• Dataset rows:
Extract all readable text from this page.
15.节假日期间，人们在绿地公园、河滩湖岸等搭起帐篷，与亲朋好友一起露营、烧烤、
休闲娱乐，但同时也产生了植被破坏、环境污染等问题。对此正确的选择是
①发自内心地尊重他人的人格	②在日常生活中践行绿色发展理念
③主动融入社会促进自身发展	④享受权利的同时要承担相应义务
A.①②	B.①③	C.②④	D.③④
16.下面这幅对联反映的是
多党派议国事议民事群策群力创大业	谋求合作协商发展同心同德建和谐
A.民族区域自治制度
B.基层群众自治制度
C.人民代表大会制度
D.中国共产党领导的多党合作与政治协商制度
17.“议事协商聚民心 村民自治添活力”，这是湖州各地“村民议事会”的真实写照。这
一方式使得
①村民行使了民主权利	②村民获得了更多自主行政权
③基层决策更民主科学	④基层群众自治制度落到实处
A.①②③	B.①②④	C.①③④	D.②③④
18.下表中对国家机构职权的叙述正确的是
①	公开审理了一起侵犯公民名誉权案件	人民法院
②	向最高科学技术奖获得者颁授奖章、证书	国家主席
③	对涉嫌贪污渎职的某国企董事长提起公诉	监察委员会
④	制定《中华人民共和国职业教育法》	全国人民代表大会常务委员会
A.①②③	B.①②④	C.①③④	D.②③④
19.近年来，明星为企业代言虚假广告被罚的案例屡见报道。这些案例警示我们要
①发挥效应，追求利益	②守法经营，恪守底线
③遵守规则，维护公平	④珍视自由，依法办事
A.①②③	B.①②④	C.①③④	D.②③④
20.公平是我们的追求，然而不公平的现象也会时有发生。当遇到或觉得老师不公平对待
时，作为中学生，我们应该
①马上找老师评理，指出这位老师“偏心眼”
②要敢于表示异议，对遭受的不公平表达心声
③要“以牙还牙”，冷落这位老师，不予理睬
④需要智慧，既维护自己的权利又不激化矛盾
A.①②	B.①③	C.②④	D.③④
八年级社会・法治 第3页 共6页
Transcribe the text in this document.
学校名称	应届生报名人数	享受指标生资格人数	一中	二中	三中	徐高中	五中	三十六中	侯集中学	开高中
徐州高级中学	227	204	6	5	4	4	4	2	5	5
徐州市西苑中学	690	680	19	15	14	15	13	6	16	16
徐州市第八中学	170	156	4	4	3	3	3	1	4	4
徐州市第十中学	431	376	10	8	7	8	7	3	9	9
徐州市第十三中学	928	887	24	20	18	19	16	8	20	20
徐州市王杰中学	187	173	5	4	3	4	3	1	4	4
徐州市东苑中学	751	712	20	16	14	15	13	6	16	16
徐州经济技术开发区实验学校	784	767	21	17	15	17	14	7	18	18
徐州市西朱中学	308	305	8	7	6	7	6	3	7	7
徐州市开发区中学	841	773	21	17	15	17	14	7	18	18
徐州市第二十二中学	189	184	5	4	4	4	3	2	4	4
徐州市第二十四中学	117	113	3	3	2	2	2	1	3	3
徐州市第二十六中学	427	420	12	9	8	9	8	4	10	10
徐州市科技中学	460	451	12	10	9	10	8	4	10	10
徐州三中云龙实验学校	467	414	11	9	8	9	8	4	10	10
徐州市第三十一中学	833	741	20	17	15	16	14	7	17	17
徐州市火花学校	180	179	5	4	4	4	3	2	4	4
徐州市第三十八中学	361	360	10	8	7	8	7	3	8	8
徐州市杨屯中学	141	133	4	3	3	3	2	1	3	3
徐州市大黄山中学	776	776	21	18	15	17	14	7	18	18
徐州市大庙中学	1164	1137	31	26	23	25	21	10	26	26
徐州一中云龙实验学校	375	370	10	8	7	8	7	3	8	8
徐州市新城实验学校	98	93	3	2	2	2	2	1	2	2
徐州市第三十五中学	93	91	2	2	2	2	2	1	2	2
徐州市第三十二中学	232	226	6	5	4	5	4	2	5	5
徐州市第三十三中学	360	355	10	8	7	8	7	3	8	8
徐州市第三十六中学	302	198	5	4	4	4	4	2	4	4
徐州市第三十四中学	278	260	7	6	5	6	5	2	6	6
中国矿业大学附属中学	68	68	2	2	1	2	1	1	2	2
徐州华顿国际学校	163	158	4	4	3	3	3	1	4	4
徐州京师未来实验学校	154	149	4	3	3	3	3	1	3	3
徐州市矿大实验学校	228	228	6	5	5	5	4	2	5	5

• Objective: Your task is to give the records above again, exactly.

• The solution:
Extract all readable text from this page.
15.节假日期间，人们在绿地公园、河滩湖岸等搭起帐篷，与亲朋好友一起露营、烧烤、
休闲娱乐，但同时也产生了植被破坏、环境污染等问题。对此正确的选择是
①发自内心地尊重他人的人格	②在日常生活中践行绿色发展理念
③主动融入社会促进自身发展	④享受权利的同时要承担相应义务
A.①②	B.①③	C.②④	D.③④
16.下面这幅对联反映的是
多党派议国事议民事群策群力创大业	谋求合作协商发展同心同德建和谐
A.民族区域自治制度
B.基层群众自治制度
C.人民代表大会制度
D.中国共产党领导的多党合作与政治协商制度
17.“议事协商聚民心 村民自治添活力”，这是湖州各地“村民议事会”的真实写照。这
一方式使得
①村民行使了民主权利	②村民获得了更多自主行政权
③基层决策更民主科学	④基层群众自治制度落到实处
A.①②③	B.①②④	C.①③④	D.②③④
18.下表中对国家机构职权的叙述正确的是
①	公开审理了一起侵犯公民名誉权案件	人民法院
②	向最高科学技术奖获得者颁授奖章、证书	国家主席
③	对涉嫌贪污渎职的某国企董事长提起公诉	监察委员会
④	制定《中华人民共和国职业教育法》	全国人民代表大会常务委员会
A.①②③	B.①②④	C.①③④	D.②③④
19.近年来，明星为企业代言虚假广告被罚的案例屡见报道。这些案例警示我们要
①发挥效应，追求利益	②守法经营，恪守底线
③遵守规则，维护公平	④珍视自由，依法办事
A.①②③	B.①②④	C.①③④	D.②③④
20.公平是我们的追求，然而不公平的现象也会时有发生。当遇到或觉得老师不公平对待
时，作为中学生，我们应该
①马上找老师评理，指出这位老师“偏心眼”
②要敢于表示异议，对遭受的不公平表达心声
③要“以牙还牙”，冷落这位老师，不予理睬
④需要智慧，既维护自己的权利又不激化矛盾
A.①②	B.①③	C.②④	D.③④
八年级社会・法治 第3页 共6页
Transcribe the text in this document.
学校名称	应届生报名人数	享受指标生资格人数	一中	二中	三中	徐高中	五中	三十六中	侯集中学	开高中
徐州高级中学	227	204	6	5	4	4	4	2	5	5
徐州市西苑中学	690	680	19	15	14	15	13	6	16	16
徐州市第八中学	170	156	4	4	3	3	3	1	4	4
徐州市第十中学	431	376	10	8	7	8	7	3	9	9
徐州市第十三中学	928	887	24	20	18	19	16	8	20	20
徐州市王杰中学	187	173	5	4	3	4	3	1	4	4
徐州市东苑中学	751	712	20	16	14	15	13	6	16	16
徐州经济技术开发区实验学校	784	767	21	17	15	17	14	7	18	18
徐州市西朱中学	308	305	8	7	6	7	6	3	7	7
徐州市开发区中学	841	773	21	17	15	17	14	7	18	18
徐州市第二十二中学	189	184	5	4	4	4	3	2	4	4
徐州市第二十四中学	117	113	3	3	2	2	2	1	3	3
徐州市第二十六中学	427	420	12	9	8	9	8	4	10	10
徐州市科技中学	460	451	12	10	9	10	8	4	10	10
徐州三中云龙实验学校	467	414	11	9	8	9	8	4	10	10
徐州市第三十一中学	833	741	20	17	15	16	14	7	17	17
徐州市火花学校	180	179	5	4	4	4	3	2	4	4
徐州市第三十八中学	361	360	10	8	7	8	7	3	8	8
徐州市杨屯中学	141	133	4	3	3	3	2	1	3	3
徐州市大黄山中学	776	776	21	18	15	17	14	7	18	18
徐州市大庙中学	1164	1137	31	26	23	25	21	10	26	26
徐州一中云龙实验学校	375	370	10	8	7	8	7	3	8	8
徐州市新城实验学校	98	93	3	2	2	2	2	1	2	2
徐州市第三十五中学	93	91	2	2	2	2	2	1	2	2
徐州市第三十二中学	232	226	6	5	4	5	4	2	5	5
徐州市第三十三中学	360	355	10	8	7	8	7	3	8	8
徐州市第三十六中学	302	198	5	4	4	4	4	2	4	4
徐州市第三十四中学	278	260	7	6	5	6	5	2	6	6
中国矿业大学附属中学	68	68	2	2	1	2	1	1	2	2
徐州华顿国际学校	163	158	4	4	3	3	3	1	4	4
徐州京师未来实验学校	154	149	4	3	3	3	3	1	3	3
徐州市矿大实验学校	228	228	6	5	5	5	4	2	5	5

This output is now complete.